Copy every entry precisely.

===== RECORDS PROVIDED =====

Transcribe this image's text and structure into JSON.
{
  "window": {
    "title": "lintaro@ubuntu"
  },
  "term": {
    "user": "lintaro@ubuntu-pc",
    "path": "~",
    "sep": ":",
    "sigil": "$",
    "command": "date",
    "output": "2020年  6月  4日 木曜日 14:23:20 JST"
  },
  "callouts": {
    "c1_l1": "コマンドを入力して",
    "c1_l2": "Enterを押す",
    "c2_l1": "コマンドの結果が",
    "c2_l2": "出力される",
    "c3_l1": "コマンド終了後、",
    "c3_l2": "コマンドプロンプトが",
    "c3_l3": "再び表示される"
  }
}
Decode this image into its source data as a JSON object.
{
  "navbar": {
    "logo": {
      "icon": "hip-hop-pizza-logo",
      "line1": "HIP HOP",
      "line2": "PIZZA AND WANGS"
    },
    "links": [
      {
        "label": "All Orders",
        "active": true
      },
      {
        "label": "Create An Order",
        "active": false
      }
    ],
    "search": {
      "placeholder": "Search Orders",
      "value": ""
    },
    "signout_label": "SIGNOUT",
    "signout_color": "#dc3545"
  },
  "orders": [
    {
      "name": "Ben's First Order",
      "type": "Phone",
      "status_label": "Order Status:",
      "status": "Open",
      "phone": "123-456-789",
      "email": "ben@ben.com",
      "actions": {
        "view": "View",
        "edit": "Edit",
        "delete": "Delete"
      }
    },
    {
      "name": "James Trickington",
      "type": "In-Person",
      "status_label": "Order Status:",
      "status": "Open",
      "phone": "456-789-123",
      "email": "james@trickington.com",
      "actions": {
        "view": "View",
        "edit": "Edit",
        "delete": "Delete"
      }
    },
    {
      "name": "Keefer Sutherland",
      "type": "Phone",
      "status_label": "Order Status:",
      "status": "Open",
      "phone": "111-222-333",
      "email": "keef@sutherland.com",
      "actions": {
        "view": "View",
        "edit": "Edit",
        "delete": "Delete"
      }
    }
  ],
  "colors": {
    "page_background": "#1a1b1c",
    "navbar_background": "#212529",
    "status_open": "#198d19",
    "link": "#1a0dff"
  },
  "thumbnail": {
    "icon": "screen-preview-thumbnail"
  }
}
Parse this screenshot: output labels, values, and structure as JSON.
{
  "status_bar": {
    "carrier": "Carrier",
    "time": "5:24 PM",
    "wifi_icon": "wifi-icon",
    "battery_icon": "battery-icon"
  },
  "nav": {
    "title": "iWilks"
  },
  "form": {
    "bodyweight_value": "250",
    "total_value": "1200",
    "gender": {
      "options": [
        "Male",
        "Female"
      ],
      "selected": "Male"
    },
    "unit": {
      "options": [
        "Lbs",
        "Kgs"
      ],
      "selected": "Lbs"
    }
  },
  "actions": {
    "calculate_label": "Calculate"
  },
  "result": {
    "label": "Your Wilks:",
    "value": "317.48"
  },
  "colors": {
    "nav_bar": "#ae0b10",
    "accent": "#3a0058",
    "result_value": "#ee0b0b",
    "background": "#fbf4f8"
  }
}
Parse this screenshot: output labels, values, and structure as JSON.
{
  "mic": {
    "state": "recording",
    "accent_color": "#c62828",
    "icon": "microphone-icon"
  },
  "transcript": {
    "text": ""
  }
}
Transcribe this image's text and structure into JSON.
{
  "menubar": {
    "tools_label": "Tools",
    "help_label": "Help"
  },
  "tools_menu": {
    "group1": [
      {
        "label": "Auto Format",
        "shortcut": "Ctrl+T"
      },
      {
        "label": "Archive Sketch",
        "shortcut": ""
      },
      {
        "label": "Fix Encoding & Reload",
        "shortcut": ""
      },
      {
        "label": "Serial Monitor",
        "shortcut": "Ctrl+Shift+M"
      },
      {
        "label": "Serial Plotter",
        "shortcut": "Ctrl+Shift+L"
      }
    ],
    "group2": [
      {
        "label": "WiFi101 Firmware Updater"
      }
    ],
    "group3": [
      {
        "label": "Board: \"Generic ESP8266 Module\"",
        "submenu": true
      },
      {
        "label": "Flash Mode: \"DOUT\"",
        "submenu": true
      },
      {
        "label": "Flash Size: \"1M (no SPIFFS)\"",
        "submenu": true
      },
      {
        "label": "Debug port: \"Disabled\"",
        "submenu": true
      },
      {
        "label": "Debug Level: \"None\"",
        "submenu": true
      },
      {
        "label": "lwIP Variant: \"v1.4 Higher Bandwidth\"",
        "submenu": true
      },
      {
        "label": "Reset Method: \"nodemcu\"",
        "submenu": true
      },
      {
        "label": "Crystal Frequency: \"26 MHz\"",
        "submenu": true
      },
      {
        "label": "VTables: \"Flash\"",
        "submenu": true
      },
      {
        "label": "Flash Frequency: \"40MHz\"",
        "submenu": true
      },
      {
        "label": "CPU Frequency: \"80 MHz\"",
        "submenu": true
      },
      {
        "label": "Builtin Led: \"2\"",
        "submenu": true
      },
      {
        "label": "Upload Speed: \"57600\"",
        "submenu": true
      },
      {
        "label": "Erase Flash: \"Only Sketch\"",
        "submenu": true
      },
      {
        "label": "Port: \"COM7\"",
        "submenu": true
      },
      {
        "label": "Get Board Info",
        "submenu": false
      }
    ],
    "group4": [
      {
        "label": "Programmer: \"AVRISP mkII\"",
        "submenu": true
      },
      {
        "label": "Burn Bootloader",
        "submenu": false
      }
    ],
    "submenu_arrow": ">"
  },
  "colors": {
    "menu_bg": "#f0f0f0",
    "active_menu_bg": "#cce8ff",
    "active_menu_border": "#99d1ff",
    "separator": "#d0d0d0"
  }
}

=====

▶ EXERCISE ANSWER:
Transcribe this image's text and structure into JSON.
{
  "window": {
    "title": "lintaro@ubuntu"
  },
  "term": {
    "user": "lintaro@ubuntu-pc",
    "path": "~",
    "sep": ":",
    "sigil": "$",
    "command": "date",
    "output": "2020年  6月  4日 木曜日 14:23:20 JST"
  },
  "callouts": {
    "c1_l1": "コマンドを入力して",
    "c1_l2": "Enterを押す",
    "c2_l1": "コマンドの結果が",
    "c2_l2": "出力される",
    "c3_l1": "コマンド終了後、",
    "c3_l2": "コマンドプロンプトが",
    "c3_l3": "再び表示される"
  }
}
Decode this image into its source data as a JSON object.
{
  "navbar": {
    "logo": {
      "icon": "hip-hop-pizza-logo",
      "line1": "HIP HOP",
      "line2": "PIZZA AND WANGS"
    },
    "links": [
      {
        "label": "All Orders",
        "active": true
      },
      {
        "label": "Create An Order",
        "active": false
      }
    ],
    "search": {
      "placeholder": "Search Orders",
      "value": ""
    },
    "signout_label": "SIGNOUT",
    "signout_color": "#dc3545"
  },
  "orders": [
    {
      "name": "Ben's First Order",
      "type": "Phone",
      "status_label": "Order Status:",
      "status": "Open",
      "phone": "123-456-789",
      "email": "ben@ben.com",
      "actions": {
        "view": "View",
        "edit": "Edit",
        "delete": "Delete"
      }
    },
    {
      "name": "James Trickington",
      "type": "In-Person",
      "status_label": "Order Status:",
      "status": "Open",
      "phone": "456-789-123",
      "email": "james@trickington.com",
      "actions": {
        "view": "View",
        "edit": "Edit",
        "delete": "Delete"
      }
    },
    {
      "name": "Keefer Sutherland",
      "type": "Phone",
      "status_label": "Order Status:",
      "status": "Open",
      "phone": "111-222-333",
      "email": "keef@sutherland.com",
      "actions": {
        "view": "View",
        "edit": "Edit",
        "delete": "Delete"
      }
    }
  ],
  "colors": {
    "page_background": "#1a1b1c",
    "navbar_background": "#212529",
    "status_open": "#198d19",
    "link": "#1a0dff"
  },
  "thumbnail": {
    "icon": "screen-preview-thumbnail"
  }
}
Parse this screenshot: output labels, values, and structure as JSON.
{
  "status_bar": {
    "carrier": "Carrier",
    "time": "5:24 PM",
    "wifi_icon": "wifi-icon",
    "battery_icon": "battery-icon"
  },
  "nav": {
    "title": "iWilks"
  },
  "form": {
    "bodyweight_value": "250",
    "total_value": "1200",
    "gender": {
      "options": [
        "Male",
        "Female"
      ],
      "selected": "Male"
    },
    "unit": {
      "options": [
        "Lbs",
        "Kgs"
      ],
      "selected": "Lbs"
    }
  },
  "actions": {
    "calculate_label": "Calculate"
  },
  "result": {
    "label": "Your Wilks:",
    "value": "317.48"
  },
  "colors": {
    "nav_bar": "#ae0b10",
    "accent": "#3a0058",
    "result_value": "#ee0b0b",
    "background": "#fbf4f8"
  }
}
Parse this screenshot: output labels, values, and structure as JSON.
{
  "mic": {
    "state": "recording",
    "accent_color": "#c62828",
    "icon": "microphone-icon"
  },
  "transcript": {
    "text": ""
  }
}
Transcribe this image's text and structure into JSON.
{
  "menubar": {
    "tools_label": "Tools",
    "help_label": "Help"
  },
  "tools_menu": {
    "group1": [
      {
        "label": "Auto Format",
        "shortcut": "Ctrl+T"
      },
      {
        "label": "Archive Sketch",
        "shortcut": ""
      },
      {
        "label": "Fix Encoding & Reload",
        "shortcut": ""
      },
      {
        "label": "Serial Monitor",
        "shortcut": "Ctrl+Shift+M"
      },
      {
        "label": "Serial Plotter",
        "shortcut": "Ctrl+Shift+L"
      }
    ],
    "group2": [
      {
        "label": "WiFi101 Firmware Updater"
      }
    ],
    "group3": [
      {
        "label": "Board: \"Generic ESP8266 Module\"",
        "submenu": true
      },
      {
        "label": "Flash Mode: \"DOUT\"",
        "submenu": true
      },
      {
        "label": "Flash Size: \"1M (no SPIFFS)\"",
        "submenu": true
      },
      {
        "label": "Debug port: \"Disabled\"",
        "submenu": true
      },
      {
        "label": "Debug Level: \"None\"",
        "submenu": true
      },
      {
        "label": "lwIP Variant: \"v1.4 Higher Bandwidth\"",
        "submenu": true
      },
      {
        "label": "Reset Method: \"nodemcu\"",
        "submenu": true
      },
      {
        "label": "Crystal Frequency: \"26 MHz\"",
        "submenu": true
      },
      {
        "label": "VTables: \"Flash\"",
        "submenu": true
      },
      {
        "label": "Flash Frequency: \"40MHz\"",
        "submenu": true
      },
      {
        "label": "CPU Frequency: \"80 MHz\"",
        "submenu": true
      },
      {
        "label": "Builtin Led: \"2\"",
        "submenu": true
      },
      {
        "label": "Upload Speed: \"57600\"",
        "submenu": true
      },
      {
        "label": "Erase Flash: \"Only Sketch\"",
        "submenu": true
      },
      {
        "label": "Port: \"COM7\"",
        "submenu": true
      },
      {
        "label": "Get Board Info",
        "submenu": false
      }
    ],
    "group4": [
      {
        "label": "Programmer: \"AVRISP mkII\"",
        "submenu": true
      },
      {
        "label": "Burn Bootloader",
        "submenu": false
      }
    ],
    "submenu_arrow": ">"
  },
  "colors": {
    "menu_bg": "#f0f0f0",
    "active_menu_bg": "#cce8ff",
    "active_menu_border": "#99d1ff",
    "separator": "#d0d0d0"
  }
}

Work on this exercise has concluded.